Problem requirements: Set down every entry again word for word, please, but skip the pictures.

Source data:
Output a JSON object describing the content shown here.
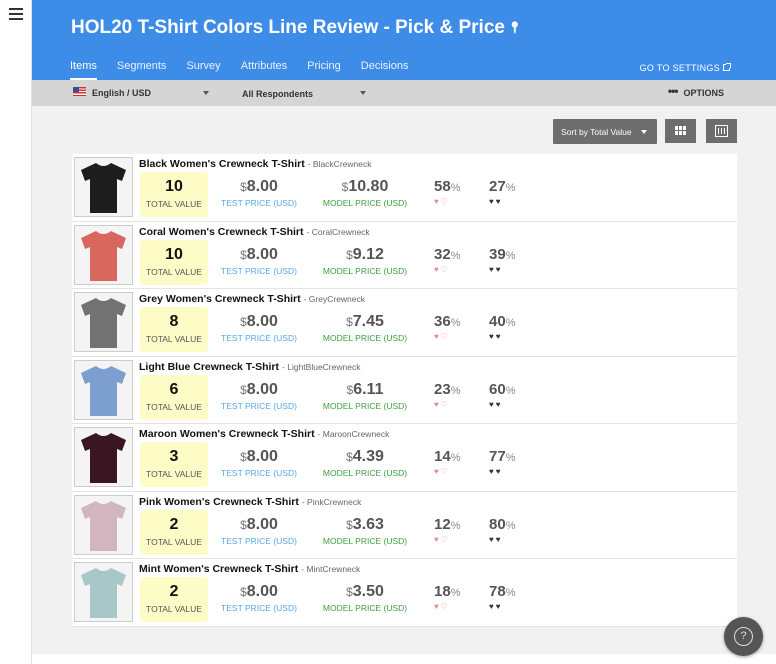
{
  "header": {
    "title": "HOL20 T-Shirt Colors Line Review - Pick & Price",
    "title_icon": "pin-icon",
    "tabs": [
      {
        "label": "Items",
        "active": true
      },
      {
        "label": "Segments"
      },
      {
        "label": "Survey"
      },
      {
        "label": "Attributes"
      },
      {
        "label": "Pricing"
      },
      {
        "label": "Decisions"
      }
    ],
    "settings_link": "GO TO SETTINGS",
    "bg_color": "#3d8ce8"
  },
  "filters": {
    "language": "English / USD",
    "respondents": "All Respondents",
    "options_label": "OPTIONS"
  },
  "toolbar": {
    "sort_label": "Sort by Total Value"
  },
  "labels": {
    "total": "TOTAL VALUE",
    "test": "TEST PRICE (USD)",
    "model": "MODEL PRICE (USD)",
    "currency": "$",
    "percent": "%"
  },
  "items": [
    {
      "name": "Black Women's Crewneck T-Shirt",
      "code": "- BlackCrewneck",
      "color": "#1d1d1d",
      "total": "10",
      "test_price": "8.00",
      "model_price": "10.80",
      "like": "58",
      "dislike": "27"
    },
    {
      "name": "Coral Women's Crewneck T-Shirt",
      "code": "- CoralCrewneck",
      "color": "#d9675f",
      "total": "10",
      "test_price": "8.00",
      "model_price": "9.12",
      "like": "32",
      "dislike": "39"
    },
    {
      "name": "Grey Women's Crewneck T-Shirt",
      "code": "- GreyCrewneck",
      "color": "#727272",
      "total": "8",
      "test_price": "8.00",
      "model_price": "7.45",
      "like": "36",
      "dislike": "40"
    },
    {
      "name": "Light Blue Crewneck T-Shirt",
      "code": "- LightBlueCrewneck",
      "color": "#7d9fcf",
      "total": "6",
      "test_price": "8.00",
      "model_price": "6.11",
      "like": "23",
      "dislike": "60"
    },
    {
      "name": "Maroon Women's Crewneck T-Shirt",
      "code": "- MaroonCrewneck",
      "color": "#3a1622",
      "total": "3",
      "test_price": "8.00",
      "model_price": "4.39",
      "like": "14",
      "dislike": "77"
    },
    {
      "name": "Pink Women's Crewneck T-Shirt",
      "code": "- PinkCrewneck",
      "color": "#d2b6bf",
      "total": "2",
      "test_price": "8.00",
      "model_price": "3.63",
      "like": "12",
      "dislike": "80"
    },
    {
      "name": "Mint Women's Crewneck T-Shirt",
      "code": "- MintCrewneck",
      "color": "#a7c8c6",
      "total": "2",
      "test_price": "8.00",
      "model_price": "3.50",
      "like": "18",
      "dislike": "78"
    }
  ]
}
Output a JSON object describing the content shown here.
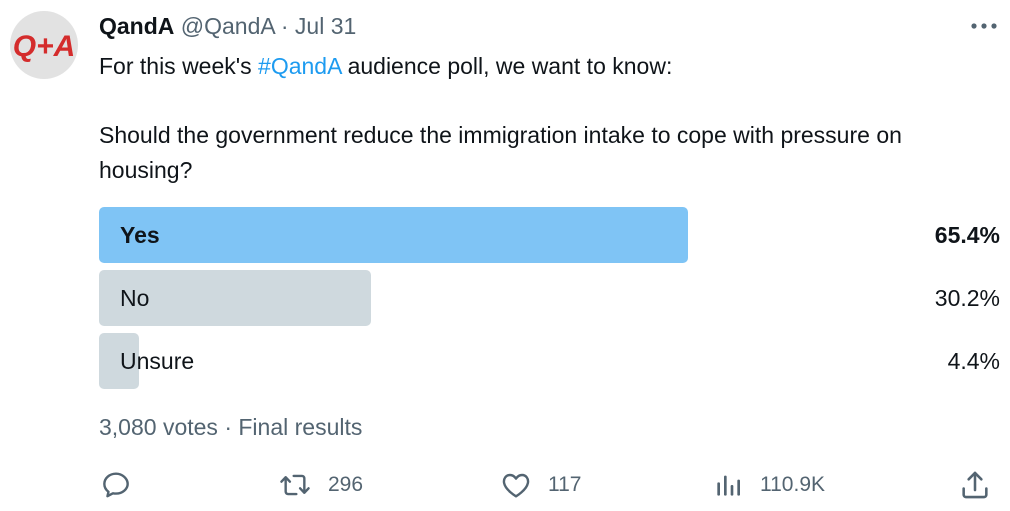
{
  "tweet": {
    "author_name": "QandA",
    "author_handle": "@QandA",
    "separator": "·",
    "date": "Jul 31",
    "avatar_text": "Q+A",
    "text_before_hashtag": "For this week's ",
    "hashtag": "#QandA",
    "text_after_hashtag": " audience poll, we want to know:",
    "question": "Should the government reduce the immigration intake to cope with pressure on housing?"
  },
  "poll": {
    "options": [
      {
        "label": "Yes",
        "percent_text": "65.4%",
        "percent": 65.4,
        "winner": true
      },
      {
        "label": "No",
        "percent_text": "30.2%",
        "percent": 30.2,
        "winner": false
      },
      {
        "label": "Unsure",
        "percent_text": "4.4%",
        "percent": 4.4,
        "winner": false
      }
    ],
    "votes": "3,080 votes",
    "separator": "·",
    "status": "Final results"
  },
  "actions": {
    "reply": {
      "icon": "reply-icon",
      "count": ""
    },
    "retweet": {
      "icon": "retweet-icon",
      "count": "296"
    },
    "like": {
      "icon": "heart-icon",
      "count": "117"
    },
    "views": {
      "icon": "analytics-icon",
      "count": "110.9K"
    },
    "share": {
      "icon": "share-icon"
    }
  },
  "colors": {
    "winner_bar": "#7fc4f5",
    "other_bar": "#cfd9de",
    "hashtag": "#1d9bf0",
    "secondary_text": "#536471",
    "avatar_red": "#d42c2c"
  }
}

Response below:
Output a JSON object describing the content shown here.
{
  "header": {
    "title": "HOL20 T-Shirt Colors Line Review - Pick & Price",
    "title_icon": "pin-icon",
    "tabs": [
      {
        "label": "Items",
        "active": true
      },
      {
        "label": "Segments"
      },
      {
        "label": "Survey"
      },
      {
        "label": "Attributes"
      },
      {
        "label": "Pricing"
      },
      {
        "label": "Decisions"
      }
    ],
    "settings_link": "GO TO SETTINGS",
    "bg_color": "#3d8ce8"
  },
  "filters": {
    "language": "English / USD",
    "respondents": "All Respondents",
    "options_label": "OPTIONS"
  },
  "toolbar": {
    "sort_label": "Sort by Total Value"
  },
  "labels": {
    "total": "TOTAL VALUE",
    "test": "TEST PRICE (USD)",
    "model": "MODEL PRICE (USD)",
    "currency": "$",
    "percent": "%"
  },
  "items": [
    {
      "name": "Black Women's Crewneck T-Shirt",
      "code": "- BlackCrewneck",
      "color": "#1d1d1d",
      "total": "10",
      "test_price": "8.00",
      "model_price": "10.80",
      "like": "58",
      "dislike": "27"
    },
    {
      "name": "Coral Women's Crewneck T-Shirt",
      "code": "- CoralCrewneck",
      "color": "#d9675f",
      "total": "10",
      "test_price": "8.00",
      "model_price": "9.12",
      "like": "32",
      "dislike": "39"
    },
    {
      "name": "Grey Women's Crewneck T-Shirt",
      "code": "- GreyCrewneck",
      "color": "#727272",
      "total": "8",
      "test_price": "8.00",
      "model_price": "7.45",
      "like": "36",
      "dislike": "40"
    },
    {
      "name": "Light Blue Crewneck T-Shirt",
      "code": "- LightBlueCrewneck",
      "color": "#7d9fcf",
      "total": "6",
      "test_price": "8.00",
      "model_price": "6.11",
      "like": "23",
      "dislike": "60"
    },
    {
      "name": "Maroon Women's Crewneck T-Shirt",
      "code": "- MaroonCrewneck",
      "color": "#3a1622",
      "total": "3",
      "test_price": "8.00",
      "model_price": "4.39",
      "like": "14",
      "dislike": "77"
    },
    {
      "name": "Pink Women's Crewneck T-Shirt",
      "code": "- PinkCrewneck",
      "color": "#d2b6bf",
      "total": "2",
      "test_price": "8.00",
      "model_price": "3.63",
      "like": "12",
      "dislike": "80"
    },
    {
      "name": "Mint Women's Crewneck T-Shirt",
      "code": "- MintCrewneck",
      "color": "#a7c8c6",
      "total": "2",
      "test_price": "8.00",
      "model_price": "3.50",
      "like": "18",
      "dislike": "78"
    }
  ]
}
Output a JSON object describing the content shown here.
{
  "tweet": {
    "author_name": "QandA",
    "author_handle": "@QandA",
    "separator": "·",
    "date": "Jul 31",
    "avatar_text": "Q+A",
    "text_before_hashtag": "For this week's ",
    "hashtag": "#QandA",
    "text_after_hashtag": " audience poll, we want to know:",
    "question": "Should the government reduce the immigration intake to cope with pressure on housing?"
  },
  "poll": {
    "options": [
      {
        "label": "Yes",
        "percent_text": "65.4%",
        "percent": 65.4,
        "winner": true
      },
      {
        "label": "No",
        "percent_text": "30.2%",
        "percent": 30.2,
        "winner": false
      },
      {
        "label": "Unsure",
        "percent_text": "4.4%",
        "percent": 4.4,
        "winner": false
      }
    ],
    "votes": "3,080 votes",
    "separator": "·",
    "status": "Final results"
  },
  "actions": {
    "reply": {
      "icon": "reply-icon",
      "count": ""
    },
    "retweet": {
      "icon": "retweet-icon",
      "count": "296"
    },
    "like": {
      "icon": "heart-icon",
      "count": "117"
    },
    "views": {
      "icon": "analytics-icon",
      "count": "110.9K"
    },
    "share": {
      "icon": "share-icon"
    }
  },
  "colors": {
    "winner_bar": "#7fc4f5",
    "other_bar": "#cfd9de",
    "hashtag": "#1d9bf0",
    "secondary_text": "#536471",
    "avatar_red": "#d42c2c"
  }
}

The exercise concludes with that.